LISTED RECORDS
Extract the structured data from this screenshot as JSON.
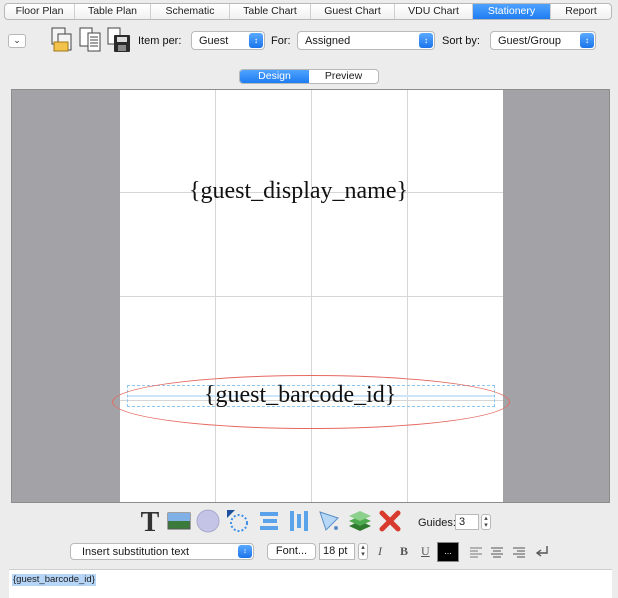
{
  "tabs": [
    "Floor Plan",
    "Table Plan",
    "Schematic",
    "Table Chart",
    "Guest Chart",
    "VDU Chart",
    "Stationery",
    "Report"
  ],
  "active_tab": "Stationery",
  "toolbar": {
    "item_per_label": "Item per:",
    "item_per_value": "Guest",
    "for_label": "For:",
    "for_value": "Assigned",
    "sort_by_label": "Sort by:",
    "sort_by_value": "Guest/Group"
  },
  "view_tabs": {
    "design": "Design",
    "preview": "Preview"
  },
  "canvas": {
    "field_name": "{guest_display_name}",
    "field_barcode": "{guest_barcode_id}"
  },
  "tools": {
    "guides_label": "Guides:",
    "guides_value": "3",
    "insert_text": "Insert substitution text",
    "font_button": "Font...",
    "font_size": "18 pt",
    "color_well": "...",
    "italic": "I",
    "bold": "B",
    "underline": "U"
  },
  "editor_text": "{guest_barcode_id}",
  "icons": [
    "copy-icon",
    "list-icon",
    "save-icon",
    "text-tool-icon",
    "image-tool-icon",
    "circle-tool-icon",
    "dotted-circle-tool-icon",
    "align-horizontal-icon",
    "align-vertical-icon",
    "paint-bucket-icon",
    "layers-icon",
    "delete-icon",
    "return-icon"
  ],
  "colors": {
    "accent": "#1f7df2",
    "selection_oval": "#e4685f",
    "guide_box": "#8ec6f0"
  }
}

WHAT IS ASKED
Without the pictures, write out the whole listing above exactly as it appears.

ANSWER TO THIS EXERCISE
Extract the structured data from this screenshot as JSON.
{
  "tabs": [
    "Floor Plan",
    "Table Plan",
    "Schematic",
    "Table Chart",
    "Guest Chart",
    "VDU Chart",
    "Stationery",
    "Report"
  ],
  "active_tab": "Stationery",
  "toolbar": {
    "item_per_label": "Item per:",
    "item_per_value": "Guest",
    "for_label": "For:",
    "for_value": "Assigned",
    "sort_by_label": "Sort by:",
    "sort_by_value": "Guest/Group"
  },
  "view_tabs": {
    "design": "Design",
    "preview": "Preview"
  },
  "canvas": {
    "field_name": "{guest_display_name}",
    "field_barcode": "{guest_barcode_id}"
  },
  "tools": {
    "guides_label": "Guides:",
    "guides_value": "3",
    "insert_text": "Insert substitution text",
    "font_button": "Font...",
    "font_size": "18 pt",
    "color_well": "...",
    "italic": "I",
    "bold": "B",
    "underline": "U"
  },
  "editor_text": "{guest_barcode_id}",
  "icons": [
    "copy-icon",
    "list-icon",
    "save-icon",
    "text-tool-icon",
    "image-tool-icon",
    "circle-tool-icon",
    "dotted-circle-tool-icon",
    "align-horizontal-icon",
    "align-vertical-icon",
    "paint-bucket-icon",
    "layers-icon",
    "delete-icon",
    "return-icon"
  ],
  "colors": {
    "accent": "#1f7df2",
    "selection_oval": "#e4685f",
    "guide_box": "#8ec6f0"
  }
}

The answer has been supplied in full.